* Problem statement
Without the images, print all the entries below exactly as given.

⁂

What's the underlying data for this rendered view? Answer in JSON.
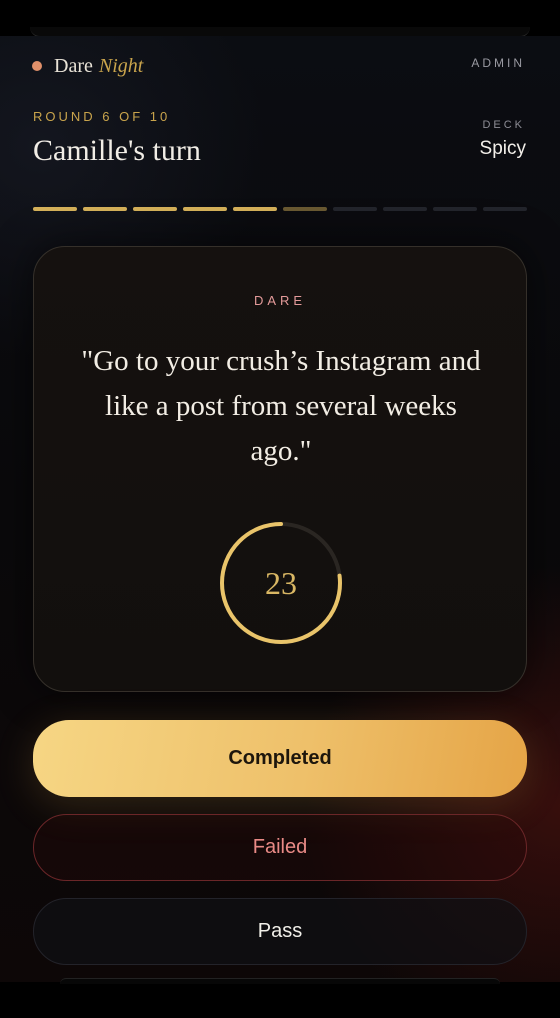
{
  "header": {
    "brand_name": "Dare",
    "brand_accent": "Night",
    "admin_label": "ADMIN"
  },
  "game": {
    "round_label": "ROUND 6 OF 10",
    "turn_label": "Camille's turn",
    "deck_label": "DECK",
    "deck_value": "Spicy",
    "round_current": 6,
    "round_total": 10
  },
  "card": {
    "tag": "DARE",
    "text": "\"Go to your crush’s Instagram and like a post from several weeks ago.\""
  },
  "timer": {
    "seconds_left": "23",
    "fraction_remaining": 0.77
  },
  "actions": {
    "completed_label": "Completed",
    "failed_label": "Failed",
    "pass_label": "Pass"
  },
  "colors": {
    "accent_gold": "#d5b15a",
    "dare_pink": "#e39a9a",
    "failed_red": "#e98a86",
    "brand_dot": "#e0906a"
  }
}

⁂

* Task result
What's the underlying data for this rendered view? Answer in JSON.
{
  "header": {
    "brand_name": "Dare",
    "brand_accent": "Night",
    "admin_label": "ADMIN"
  },
  "game": {
    "round_label": "ROUND 6 OF 10",
    "turn_label": "Camille's turn",
    "deck_label": "DECK",
    "deck_value": "Spicy",
    "round_current": 6,
    "round_total": 10
  },
  "card": {
    "tag": "DARE",
    "text": "\"Go to your crush’s Instagram and like a post from several weeks ago.\""
  },
  "timer": {
    "seconds_left": "23",
    "fraction_remaining": 0.77
  },
  "actions": {
    "completed_label": "Completed",
    "failed_label": "Failed",
    "pass_label": "Pass"
  },
  "colors": {
    "accent_gold": "#d5b15a",
    "dare_pink": "#e39a9a",
    "failed_red": "#e98a86",
    "brand_dot": "#e0906a"
  }
}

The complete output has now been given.